[start Task inputs]

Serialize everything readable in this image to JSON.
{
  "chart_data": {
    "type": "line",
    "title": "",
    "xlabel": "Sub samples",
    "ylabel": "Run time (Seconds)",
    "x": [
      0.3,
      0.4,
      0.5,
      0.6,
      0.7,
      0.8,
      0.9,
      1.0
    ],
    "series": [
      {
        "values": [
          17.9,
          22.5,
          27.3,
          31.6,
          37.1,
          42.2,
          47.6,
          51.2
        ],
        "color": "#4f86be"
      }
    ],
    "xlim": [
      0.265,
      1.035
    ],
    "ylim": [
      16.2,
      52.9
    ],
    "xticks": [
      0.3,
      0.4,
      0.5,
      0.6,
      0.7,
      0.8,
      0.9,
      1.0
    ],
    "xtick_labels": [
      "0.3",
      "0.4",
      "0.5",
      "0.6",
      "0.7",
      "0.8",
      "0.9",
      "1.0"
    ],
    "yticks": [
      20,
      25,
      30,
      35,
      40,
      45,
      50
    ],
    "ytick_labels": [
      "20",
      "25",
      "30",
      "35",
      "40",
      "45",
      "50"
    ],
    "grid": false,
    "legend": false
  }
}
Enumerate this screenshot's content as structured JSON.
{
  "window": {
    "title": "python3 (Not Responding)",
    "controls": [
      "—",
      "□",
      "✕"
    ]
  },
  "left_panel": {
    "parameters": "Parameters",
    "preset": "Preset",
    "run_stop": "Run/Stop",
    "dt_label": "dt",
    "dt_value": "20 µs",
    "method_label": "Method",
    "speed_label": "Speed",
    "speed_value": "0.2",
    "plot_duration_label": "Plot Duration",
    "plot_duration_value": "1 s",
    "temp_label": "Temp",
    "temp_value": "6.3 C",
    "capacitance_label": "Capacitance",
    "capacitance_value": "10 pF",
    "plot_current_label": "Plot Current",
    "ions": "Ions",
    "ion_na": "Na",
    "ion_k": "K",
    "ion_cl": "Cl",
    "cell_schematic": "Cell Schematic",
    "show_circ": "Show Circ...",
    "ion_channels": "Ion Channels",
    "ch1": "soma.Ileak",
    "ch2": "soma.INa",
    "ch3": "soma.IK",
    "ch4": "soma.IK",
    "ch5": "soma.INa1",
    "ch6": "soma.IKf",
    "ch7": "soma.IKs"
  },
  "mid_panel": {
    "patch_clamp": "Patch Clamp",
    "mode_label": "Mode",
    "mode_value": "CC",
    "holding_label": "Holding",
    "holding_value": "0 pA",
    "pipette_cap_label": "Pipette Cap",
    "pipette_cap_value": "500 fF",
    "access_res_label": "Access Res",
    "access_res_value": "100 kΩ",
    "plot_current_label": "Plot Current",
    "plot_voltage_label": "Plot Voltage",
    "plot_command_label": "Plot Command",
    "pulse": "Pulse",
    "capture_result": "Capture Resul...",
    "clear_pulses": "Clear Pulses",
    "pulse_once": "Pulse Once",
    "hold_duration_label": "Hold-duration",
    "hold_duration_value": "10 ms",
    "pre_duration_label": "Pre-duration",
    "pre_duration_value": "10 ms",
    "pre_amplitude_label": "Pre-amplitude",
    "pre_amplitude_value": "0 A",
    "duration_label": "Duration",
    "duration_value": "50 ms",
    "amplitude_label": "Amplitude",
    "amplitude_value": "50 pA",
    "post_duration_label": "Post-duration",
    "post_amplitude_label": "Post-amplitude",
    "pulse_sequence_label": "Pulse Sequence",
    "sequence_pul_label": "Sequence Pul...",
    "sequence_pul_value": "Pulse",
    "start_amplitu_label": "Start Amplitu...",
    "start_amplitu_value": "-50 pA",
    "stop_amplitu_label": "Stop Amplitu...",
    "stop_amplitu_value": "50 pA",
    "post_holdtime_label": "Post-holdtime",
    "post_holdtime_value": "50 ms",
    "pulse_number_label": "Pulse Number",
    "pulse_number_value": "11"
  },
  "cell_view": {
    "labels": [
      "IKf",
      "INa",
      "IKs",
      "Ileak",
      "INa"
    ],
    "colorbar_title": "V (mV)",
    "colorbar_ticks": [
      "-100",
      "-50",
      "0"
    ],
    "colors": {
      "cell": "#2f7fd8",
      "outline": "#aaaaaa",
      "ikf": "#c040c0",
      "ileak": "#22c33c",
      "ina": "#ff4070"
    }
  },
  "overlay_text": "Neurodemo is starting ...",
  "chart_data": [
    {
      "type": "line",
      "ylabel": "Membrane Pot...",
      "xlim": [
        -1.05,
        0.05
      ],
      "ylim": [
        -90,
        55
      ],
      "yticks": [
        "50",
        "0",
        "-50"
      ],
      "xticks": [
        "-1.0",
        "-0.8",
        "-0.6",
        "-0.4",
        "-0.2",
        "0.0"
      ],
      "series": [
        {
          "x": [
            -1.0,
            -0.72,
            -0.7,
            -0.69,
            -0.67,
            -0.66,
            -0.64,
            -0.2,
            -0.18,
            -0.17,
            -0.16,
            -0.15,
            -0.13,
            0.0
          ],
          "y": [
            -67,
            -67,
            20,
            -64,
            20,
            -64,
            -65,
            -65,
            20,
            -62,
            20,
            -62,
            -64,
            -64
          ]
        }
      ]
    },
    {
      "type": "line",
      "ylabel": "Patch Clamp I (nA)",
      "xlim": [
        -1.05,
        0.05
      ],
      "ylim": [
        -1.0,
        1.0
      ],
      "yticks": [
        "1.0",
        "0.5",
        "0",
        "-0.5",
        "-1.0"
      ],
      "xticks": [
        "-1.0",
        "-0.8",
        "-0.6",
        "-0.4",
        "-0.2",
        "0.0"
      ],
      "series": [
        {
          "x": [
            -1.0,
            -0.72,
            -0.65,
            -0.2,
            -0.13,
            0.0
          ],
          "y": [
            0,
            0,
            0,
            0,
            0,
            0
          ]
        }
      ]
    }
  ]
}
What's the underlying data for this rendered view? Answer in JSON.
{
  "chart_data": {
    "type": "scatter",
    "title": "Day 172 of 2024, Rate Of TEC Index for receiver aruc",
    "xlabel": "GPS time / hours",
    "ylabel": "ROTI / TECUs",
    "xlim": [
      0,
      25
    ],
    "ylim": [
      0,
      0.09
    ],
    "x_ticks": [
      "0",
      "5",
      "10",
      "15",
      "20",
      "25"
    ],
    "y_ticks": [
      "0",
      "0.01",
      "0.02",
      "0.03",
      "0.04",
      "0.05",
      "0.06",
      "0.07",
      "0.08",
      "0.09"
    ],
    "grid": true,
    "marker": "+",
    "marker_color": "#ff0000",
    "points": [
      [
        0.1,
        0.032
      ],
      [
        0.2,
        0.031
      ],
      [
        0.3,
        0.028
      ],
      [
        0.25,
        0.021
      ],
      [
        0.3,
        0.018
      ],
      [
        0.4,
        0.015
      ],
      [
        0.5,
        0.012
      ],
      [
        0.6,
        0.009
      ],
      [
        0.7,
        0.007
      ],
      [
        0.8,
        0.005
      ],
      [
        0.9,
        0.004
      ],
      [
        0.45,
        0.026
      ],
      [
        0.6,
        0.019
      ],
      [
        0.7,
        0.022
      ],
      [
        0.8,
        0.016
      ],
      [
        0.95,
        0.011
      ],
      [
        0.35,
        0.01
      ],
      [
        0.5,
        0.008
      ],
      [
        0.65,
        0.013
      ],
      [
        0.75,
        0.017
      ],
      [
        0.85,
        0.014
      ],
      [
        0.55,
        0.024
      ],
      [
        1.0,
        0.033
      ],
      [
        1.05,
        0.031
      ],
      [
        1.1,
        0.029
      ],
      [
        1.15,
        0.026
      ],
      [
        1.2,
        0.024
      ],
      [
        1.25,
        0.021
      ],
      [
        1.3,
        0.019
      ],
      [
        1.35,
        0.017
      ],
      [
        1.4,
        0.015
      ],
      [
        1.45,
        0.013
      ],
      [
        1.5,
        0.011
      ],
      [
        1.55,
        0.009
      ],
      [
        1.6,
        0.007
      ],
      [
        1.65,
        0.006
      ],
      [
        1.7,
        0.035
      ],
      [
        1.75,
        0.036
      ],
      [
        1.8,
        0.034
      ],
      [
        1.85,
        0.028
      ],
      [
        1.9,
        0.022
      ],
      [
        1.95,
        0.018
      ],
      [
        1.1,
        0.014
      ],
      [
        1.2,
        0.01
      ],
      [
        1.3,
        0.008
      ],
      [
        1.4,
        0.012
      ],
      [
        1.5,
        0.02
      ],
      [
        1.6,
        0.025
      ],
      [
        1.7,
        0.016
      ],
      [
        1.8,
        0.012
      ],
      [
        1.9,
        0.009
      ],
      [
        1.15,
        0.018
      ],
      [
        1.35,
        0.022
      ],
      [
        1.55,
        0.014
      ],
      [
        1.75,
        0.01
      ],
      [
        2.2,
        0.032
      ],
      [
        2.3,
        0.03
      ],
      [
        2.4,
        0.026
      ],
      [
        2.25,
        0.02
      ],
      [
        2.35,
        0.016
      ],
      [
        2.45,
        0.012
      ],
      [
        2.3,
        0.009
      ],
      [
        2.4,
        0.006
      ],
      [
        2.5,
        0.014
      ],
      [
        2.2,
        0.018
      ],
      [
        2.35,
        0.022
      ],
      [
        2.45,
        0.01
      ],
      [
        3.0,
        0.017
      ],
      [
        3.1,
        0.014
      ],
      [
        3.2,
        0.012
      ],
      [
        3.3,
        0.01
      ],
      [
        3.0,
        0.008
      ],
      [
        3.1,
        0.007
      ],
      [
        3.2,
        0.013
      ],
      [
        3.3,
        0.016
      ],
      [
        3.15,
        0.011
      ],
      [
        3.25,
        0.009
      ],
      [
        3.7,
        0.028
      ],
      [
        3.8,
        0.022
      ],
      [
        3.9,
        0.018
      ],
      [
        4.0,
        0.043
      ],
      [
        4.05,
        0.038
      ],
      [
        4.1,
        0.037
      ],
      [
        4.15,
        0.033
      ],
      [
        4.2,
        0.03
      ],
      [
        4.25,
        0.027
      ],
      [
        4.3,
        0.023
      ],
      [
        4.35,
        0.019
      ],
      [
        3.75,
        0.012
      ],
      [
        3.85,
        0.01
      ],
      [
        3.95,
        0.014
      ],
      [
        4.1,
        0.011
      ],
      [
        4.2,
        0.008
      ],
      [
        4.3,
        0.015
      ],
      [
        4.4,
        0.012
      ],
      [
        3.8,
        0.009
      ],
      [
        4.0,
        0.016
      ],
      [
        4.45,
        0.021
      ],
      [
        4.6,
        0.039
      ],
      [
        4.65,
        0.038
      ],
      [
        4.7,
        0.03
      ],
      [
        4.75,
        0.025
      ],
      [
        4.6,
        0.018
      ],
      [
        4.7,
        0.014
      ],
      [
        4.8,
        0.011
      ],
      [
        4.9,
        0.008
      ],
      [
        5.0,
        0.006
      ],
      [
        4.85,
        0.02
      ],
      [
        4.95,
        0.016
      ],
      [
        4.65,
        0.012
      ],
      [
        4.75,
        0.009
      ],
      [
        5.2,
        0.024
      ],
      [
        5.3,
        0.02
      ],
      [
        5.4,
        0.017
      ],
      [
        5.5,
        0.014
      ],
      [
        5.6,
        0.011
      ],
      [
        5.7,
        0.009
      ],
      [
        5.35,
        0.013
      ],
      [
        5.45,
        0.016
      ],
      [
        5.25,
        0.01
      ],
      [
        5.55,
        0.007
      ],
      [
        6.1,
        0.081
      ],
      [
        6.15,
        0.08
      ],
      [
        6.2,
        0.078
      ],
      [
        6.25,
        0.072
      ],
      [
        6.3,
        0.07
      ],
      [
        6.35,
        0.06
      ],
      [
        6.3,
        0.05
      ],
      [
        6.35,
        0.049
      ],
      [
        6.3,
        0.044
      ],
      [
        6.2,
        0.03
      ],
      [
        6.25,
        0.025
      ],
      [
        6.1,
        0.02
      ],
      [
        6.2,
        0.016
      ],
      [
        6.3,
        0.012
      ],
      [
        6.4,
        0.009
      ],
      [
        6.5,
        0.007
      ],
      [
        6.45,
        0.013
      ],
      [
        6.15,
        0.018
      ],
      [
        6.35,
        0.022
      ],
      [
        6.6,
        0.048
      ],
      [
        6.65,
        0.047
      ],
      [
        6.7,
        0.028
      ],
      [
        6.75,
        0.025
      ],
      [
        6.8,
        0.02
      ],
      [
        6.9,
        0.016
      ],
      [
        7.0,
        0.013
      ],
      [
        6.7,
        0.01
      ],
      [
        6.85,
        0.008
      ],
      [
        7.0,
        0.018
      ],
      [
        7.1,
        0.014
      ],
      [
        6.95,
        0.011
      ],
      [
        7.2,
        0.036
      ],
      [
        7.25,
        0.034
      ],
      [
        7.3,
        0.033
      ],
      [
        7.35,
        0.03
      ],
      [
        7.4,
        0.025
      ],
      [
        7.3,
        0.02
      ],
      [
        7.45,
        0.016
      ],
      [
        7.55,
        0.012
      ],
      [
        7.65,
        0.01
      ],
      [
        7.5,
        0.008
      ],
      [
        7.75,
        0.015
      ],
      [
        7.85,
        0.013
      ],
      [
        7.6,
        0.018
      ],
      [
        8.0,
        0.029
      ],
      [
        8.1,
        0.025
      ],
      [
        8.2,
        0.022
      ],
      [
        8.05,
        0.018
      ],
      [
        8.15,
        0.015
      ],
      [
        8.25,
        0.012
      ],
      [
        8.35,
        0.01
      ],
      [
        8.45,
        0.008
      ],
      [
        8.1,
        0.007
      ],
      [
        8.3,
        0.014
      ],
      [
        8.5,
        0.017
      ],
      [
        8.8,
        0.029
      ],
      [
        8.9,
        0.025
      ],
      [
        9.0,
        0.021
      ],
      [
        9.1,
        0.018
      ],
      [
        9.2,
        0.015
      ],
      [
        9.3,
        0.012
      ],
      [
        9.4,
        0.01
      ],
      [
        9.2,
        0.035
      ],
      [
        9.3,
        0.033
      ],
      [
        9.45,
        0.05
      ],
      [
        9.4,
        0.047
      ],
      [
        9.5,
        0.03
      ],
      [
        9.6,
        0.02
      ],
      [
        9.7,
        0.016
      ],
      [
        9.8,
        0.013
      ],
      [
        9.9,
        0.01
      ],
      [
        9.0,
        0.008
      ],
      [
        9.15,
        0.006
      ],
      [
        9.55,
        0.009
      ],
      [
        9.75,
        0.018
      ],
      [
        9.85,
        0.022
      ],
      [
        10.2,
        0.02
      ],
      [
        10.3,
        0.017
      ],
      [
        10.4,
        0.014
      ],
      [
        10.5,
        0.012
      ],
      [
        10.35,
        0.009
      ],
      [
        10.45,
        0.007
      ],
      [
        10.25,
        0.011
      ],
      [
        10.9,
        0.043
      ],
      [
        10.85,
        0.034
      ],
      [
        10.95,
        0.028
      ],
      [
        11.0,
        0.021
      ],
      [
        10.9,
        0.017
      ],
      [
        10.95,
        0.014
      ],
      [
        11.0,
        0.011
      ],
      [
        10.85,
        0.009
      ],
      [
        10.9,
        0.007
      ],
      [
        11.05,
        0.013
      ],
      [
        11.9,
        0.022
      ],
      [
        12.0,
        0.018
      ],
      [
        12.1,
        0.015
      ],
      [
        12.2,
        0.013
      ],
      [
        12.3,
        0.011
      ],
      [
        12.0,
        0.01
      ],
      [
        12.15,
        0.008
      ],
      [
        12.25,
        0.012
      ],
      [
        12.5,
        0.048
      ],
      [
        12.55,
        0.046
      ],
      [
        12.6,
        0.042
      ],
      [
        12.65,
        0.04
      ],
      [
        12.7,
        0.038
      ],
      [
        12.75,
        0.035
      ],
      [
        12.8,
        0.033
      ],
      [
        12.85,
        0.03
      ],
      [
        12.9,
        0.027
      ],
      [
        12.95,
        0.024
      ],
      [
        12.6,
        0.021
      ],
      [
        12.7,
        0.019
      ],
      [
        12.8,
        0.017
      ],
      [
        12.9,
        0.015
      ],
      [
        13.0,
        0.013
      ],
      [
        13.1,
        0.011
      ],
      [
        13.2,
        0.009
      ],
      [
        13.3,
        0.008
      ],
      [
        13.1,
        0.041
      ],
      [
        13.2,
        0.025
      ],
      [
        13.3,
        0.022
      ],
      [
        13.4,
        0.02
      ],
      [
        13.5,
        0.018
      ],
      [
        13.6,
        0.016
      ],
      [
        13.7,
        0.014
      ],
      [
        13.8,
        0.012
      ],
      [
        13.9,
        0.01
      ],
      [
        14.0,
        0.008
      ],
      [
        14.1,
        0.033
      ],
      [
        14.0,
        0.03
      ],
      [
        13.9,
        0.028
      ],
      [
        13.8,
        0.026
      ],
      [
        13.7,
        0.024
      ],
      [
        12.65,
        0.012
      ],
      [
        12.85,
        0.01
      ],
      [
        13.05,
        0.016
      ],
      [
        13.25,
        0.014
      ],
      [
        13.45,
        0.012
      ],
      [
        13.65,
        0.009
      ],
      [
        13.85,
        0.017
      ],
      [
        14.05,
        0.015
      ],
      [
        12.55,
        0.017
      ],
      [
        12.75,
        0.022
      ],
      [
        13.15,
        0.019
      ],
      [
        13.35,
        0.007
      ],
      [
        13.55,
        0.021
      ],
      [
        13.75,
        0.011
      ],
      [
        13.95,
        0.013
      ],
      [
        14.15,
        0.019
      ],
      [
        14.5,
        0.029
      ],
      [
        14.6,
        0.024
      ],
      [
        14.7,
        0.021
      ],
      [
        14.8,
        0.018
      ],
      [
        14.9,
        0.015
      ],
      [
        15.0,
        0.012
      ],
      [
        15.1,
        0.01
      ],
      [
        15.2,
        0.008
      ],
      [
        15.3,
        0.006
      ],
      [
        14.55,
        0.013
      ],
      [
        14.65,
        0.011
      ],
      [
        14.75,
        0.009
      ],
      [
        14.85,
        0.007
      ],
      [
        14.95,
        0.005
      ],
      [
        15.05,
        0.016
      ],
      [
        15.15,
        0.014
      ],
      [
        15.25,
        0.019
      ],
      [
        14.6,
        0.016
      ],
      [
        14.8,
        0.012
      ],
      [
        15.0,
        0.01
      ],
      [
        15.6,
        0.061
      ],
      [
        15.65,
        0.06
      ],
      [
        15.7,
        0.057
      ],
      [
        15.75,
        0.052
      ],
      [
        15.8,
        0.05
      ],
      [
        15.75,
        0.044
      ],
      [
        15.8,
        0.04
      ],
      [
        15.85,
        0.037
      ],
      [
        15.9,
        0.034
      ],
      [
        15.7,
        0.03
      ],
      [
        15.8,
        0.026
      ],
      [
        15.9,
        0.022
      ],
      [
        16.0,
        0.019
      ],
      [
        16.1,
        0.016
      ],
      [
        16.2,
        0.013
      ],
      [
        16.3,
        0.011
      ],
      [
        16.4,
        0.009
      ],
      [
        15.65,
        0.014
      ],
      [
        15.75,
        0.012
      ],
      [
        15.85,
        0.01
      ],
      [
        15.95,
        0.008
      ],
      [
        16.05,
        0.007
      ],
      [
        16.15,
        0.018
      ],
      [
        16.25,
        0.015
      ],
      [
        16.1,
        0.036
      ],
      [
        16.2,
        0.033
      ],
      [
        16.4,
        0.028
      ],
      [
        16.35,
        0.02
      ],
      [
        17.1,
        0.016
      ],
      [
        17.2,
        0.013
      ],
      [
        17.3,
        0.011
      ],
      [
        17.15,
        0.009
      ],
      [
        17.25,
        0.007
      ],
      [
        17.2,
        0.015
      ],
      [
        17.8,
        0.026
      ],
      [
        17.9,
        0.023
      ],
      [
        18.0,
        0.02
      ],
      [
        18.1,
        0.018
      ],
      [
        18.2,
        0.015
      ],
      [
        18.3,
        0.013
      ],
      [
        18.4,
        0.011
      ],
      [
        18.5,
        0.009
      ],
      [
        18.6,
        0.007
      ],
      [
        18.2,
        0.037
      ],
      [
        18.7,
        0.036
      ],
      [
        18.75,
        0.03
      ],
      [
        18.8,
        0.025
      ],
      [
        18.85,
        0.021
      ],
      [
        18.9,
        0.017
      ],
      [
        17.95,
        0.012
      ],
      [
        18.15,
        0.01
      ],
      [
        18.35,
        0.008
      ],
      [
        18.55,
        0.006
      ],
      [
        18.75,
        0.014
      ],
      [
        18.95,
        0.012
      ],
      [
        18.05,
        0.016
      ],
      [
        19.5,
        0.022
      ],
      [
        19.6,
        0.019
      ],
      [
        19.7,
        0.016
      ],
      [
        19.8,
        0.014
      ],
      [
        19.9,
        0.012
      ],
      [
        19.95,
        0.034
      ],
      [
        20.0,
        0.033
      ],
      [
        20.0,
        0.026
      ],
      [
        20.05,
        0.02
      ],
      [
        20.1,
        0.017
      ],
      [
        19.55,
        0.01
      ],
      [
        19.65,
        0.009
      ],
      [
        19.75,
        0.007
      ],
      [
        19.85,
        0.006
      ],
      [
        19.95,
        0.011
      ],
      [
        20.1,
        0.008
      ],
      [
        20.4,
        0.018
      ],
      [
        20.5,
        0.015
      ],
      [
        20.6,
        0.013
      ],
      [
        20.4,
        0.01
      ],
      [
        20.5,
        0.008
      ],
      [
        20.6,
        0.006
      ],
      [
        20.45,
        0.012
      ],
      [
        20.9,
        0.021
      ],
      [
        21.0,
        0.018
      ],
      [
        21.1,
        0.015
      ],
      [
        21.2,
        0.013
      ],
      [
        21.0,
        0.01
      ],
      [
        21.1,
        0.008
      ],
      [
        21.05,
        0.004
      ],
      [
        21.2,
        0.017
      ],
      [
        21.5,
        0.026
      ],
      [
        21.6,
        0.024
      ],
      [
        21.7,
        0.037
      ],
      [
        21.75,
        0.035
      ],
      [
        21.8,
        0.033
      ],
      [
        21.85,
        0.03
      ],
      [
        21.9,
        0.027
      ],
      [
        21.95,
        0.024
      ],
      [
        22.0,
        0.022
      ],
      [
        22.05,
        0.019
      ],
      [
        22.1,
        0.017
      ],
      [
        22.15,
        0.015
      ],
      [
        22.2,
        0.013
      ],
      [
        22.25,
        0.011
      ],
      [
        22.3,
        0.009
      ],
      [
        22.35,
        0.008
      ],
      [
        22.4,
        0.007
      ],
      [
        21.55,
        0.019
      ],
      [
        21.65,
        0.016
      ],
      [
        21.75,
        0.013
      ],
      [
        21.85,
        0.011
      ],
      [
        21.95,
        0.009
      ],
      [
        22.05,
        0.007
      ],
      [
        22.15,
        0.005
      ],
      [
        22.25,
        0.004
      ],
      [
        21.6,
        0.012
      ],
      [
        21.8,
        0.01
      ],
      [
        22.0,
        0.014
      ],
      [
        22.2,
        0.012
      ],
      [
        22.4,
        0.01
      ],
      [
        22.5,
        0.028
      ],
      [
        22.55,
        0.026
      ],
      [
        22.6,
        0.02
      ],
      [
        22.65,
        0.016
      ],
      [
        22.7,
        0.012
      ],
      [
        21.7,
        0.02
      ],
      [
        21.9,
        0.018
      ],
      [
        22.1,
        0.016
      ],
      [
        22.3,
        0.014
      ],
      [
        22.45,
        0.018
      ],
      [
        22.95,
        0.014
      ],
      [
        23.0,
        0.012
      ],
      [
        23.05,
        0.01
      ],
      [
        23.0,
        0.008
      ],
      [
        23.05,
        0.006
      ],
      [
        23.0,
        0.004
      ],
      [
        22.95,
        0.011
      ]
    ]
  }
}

[end Task inputs]

■ Aim of the exercise: Track down every line of the material containing the string "Patch", and copy it.

■ Finished answer:
    "patch_clamp": "Patch Clamp",
      "ylabel": "Patch Clamp I (nA)",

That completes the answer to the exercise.